DESCRIPTION OF THE TASK: Make an exact copy of the entries, and keep any pictures out of it.

[START OF TASK INPUTS]

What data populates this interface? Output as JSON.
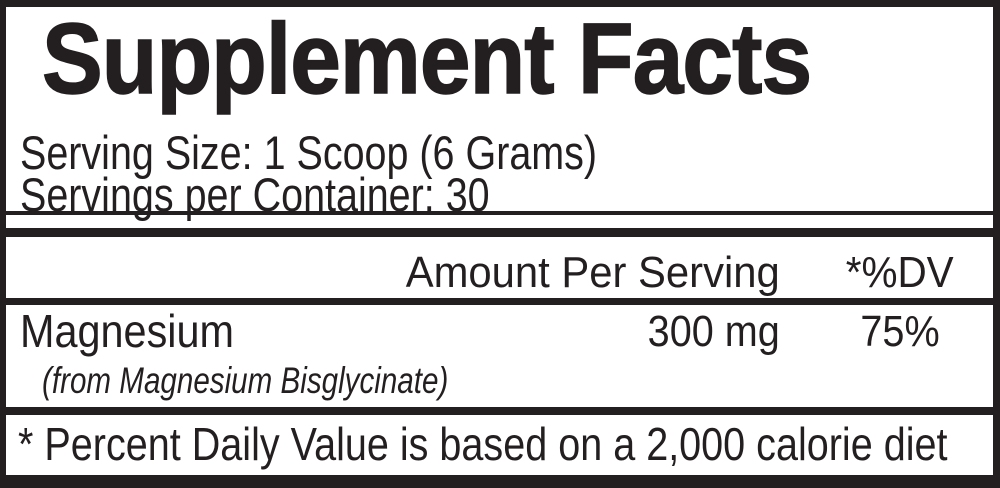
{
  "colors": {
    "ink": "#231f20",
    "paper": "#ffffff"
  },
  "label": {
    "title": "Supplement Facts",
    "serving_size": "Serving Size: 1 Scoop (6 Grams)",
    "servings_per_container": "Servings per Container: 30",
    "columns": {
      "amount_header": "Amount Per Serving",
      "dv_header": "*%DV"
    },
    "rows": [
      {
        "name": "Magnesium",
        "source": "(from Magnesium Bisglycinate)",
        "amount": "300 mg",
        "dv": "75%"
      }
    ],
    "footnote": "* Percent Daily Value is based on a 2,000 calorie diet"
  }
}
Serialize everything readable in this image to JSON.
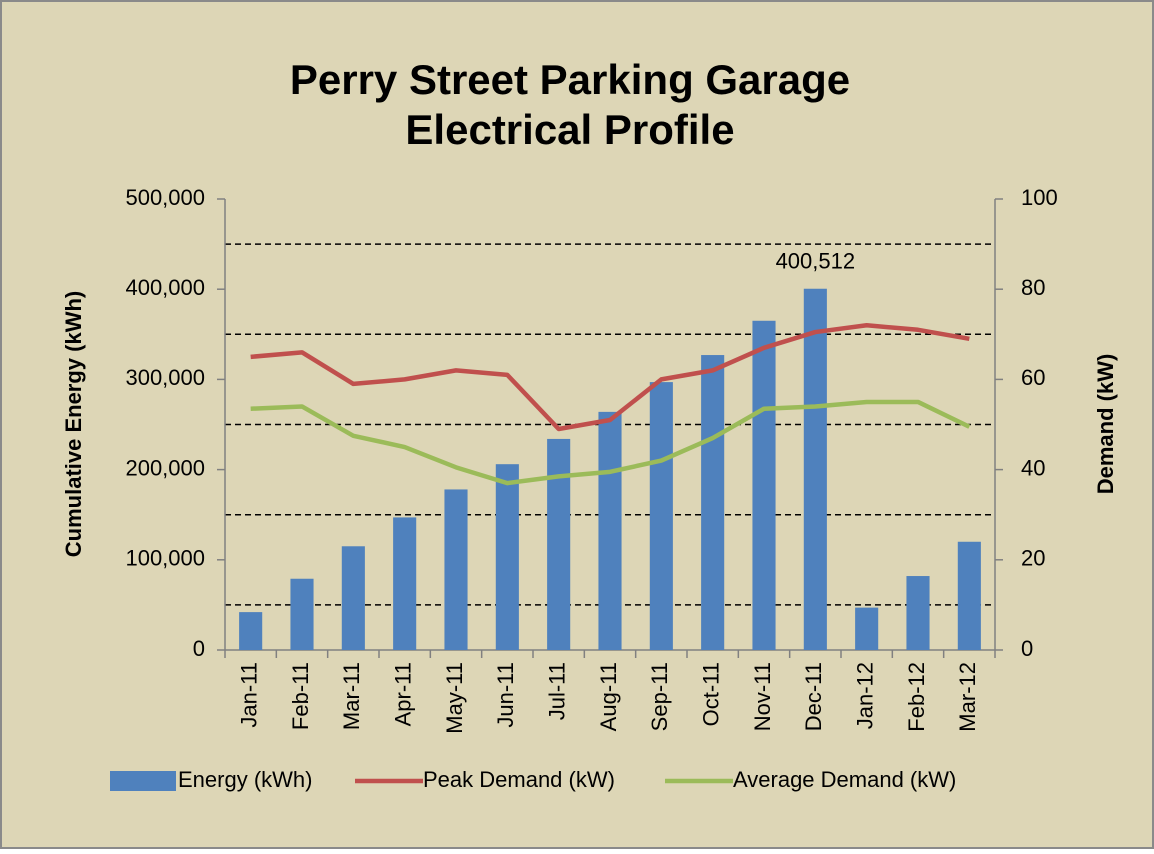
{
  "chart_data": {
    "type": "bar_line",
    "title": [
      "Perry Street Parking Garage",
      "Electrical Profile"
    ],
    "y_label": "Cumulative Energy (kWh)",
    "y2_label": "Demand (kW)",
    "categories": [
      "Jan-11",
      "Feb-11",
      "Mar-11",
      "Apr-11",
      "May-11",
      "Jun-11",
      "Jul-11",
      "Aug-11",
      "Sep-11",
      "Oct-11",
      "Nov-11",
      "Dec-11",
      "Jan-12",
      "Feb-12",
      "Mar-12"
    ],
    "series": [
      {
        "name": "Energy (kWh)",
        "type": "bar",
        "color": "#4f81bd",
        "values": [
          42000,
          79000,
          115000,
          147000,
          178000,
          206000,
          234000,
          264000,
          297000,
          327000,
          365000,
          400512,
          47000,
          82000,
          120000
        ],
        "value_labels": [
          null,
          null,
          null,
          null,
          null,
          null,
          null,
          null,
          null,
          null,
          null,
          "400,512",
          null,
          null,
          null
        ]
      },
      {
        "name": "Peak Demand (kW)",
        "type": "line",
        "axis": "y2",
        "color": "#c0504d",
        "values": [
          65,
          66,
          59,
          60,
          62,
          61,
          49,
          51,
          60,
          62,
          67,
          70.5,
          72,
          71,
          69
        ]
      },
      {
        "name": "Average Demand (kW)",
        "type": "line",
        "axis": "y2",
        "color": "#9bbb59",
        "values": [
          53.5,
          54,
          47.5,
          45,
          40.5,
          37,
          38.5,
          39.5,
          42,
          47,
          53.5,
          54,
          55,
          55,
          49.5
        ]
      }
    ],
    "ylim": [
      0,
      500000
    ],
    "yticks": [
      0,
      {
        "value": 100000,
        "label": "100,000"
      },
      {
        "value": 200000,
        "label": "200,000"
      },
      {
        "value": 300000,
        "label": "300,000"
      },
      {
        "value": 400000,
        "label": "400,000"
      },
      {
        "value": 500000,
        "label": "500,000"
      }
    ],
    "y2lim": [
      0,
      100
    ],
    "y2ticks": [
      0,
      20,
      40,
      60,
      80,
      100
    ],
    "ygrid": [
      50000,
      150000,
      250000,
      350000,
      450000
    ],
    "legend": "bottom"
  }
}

[END OF TASK INPUTS]

RESPONSE BELOW:
What data populates this interface? Output as JSON.
{
  "colors": {
    "ink": "#231f20",
    "paper": "#ffffff"
  },
  "label": {
    "title": "Supplement Facts",
    "serving_size": "Serving Size: 1 Scoop (6 Grams)",
    "servings_per_container": "Servings per Container: 30",
    "columns": {
      "amount_header": "Amount Per Serving",
      "dv_header": "*%DV"
    },
    "rows": [
      {
        "name": "Magnesium",
        "source": "(from Magnesium Bisglycinate)",
        "amount": "300 mg",
        "dv": "75%"
      }
    ],
    "footnote": "* Percent Daily Value is based on a 2,000 calorie diet"
  }
}
Serialize everything readable in this image to JSON.
{
  "chart_data": {
    "type": "bar_line",
    "title": [
      "Perry Street Parking Garage",
      "Electrical Profile"
    ],
    "y_label": "Cumulative Energy (kWh)",
    "y2_label": "Demand (kW)",
    "categories": [
      "Jan-11",
      "Feb-11",
      "Mar-11",
      "Apr-11",
      "May-11",
      "Jun-11",
      "Jul-11",
      "Aug-11",
      "Sep-11",
      "Oct-11",
      "Nov-11",
      "Dec-11",
      "Jan-12",
      "Feb-12",
      "Mar-12"
    ],
    "series": [
      {
        "name": "Energy (kWh)",
        "type": "bar",
        "color": "#4f81bd",
        "values": [
          42000,
          79000,
          115000,
          147000,
          178000,
          206000,
          234000,
          264000,
          297000,
          327000,
          365000,
          400512,
          47000,
          82000,
          120000
        ],
        "value_labels": [
          null,
          null,
          null,
          null,
          null,
          null,
          null,
          null,
          null,
          null,
          null,
          "400,512",
          null,
          null,
          null
        ]
      },
      {
        "name": "Peak Demand (kW)",
        "type": "line",
        "axis": "y2",
        "color": "#c0504d",
        "values": [
          65,
          66,
          59,
          60,
          62,
          61,
          49,
          51,
          60,
          62,
          67,
          70.5,
          72,
          71,
          69
        ]
      },
      {
        "name": "Average Demand (kW)",
        "type": "line",
        "axis": "y2",
        "color": "#9bbb59",
        "values": [
          53.5,
          54,
          47.5,
          45,
          40.5,
          37,
          38.5,
          39.5,
          42,
          47,
          53.5,
          54,
          55,
          55,
          49.5
        ]
      }
    ],
    "ylim": [
      0,
      500000
    ],
    "yticks": [
      0,
      {
        "value": 100000,
        "label": "100,000"
      },
      {
        "value": 200000,
        "label": "200,000"
      },
      {
        "value": 300000,
        "label": "300,000"
      },
      {
        "value": 400000,
        "label": "400,000"
      },
      {
        "value": 500000,
        "label": "500,000"
      }
    ],
    "y2lim": [
      0,
      100
    ],
    "y2ticks": [
      0,
      20,
      40,
      60,
      80,
      100
    ],
    "ygrid": [
      50000,
      150000,
      250000,
      350000,
      450000
    ],
    "legend": "bottom"
  }
}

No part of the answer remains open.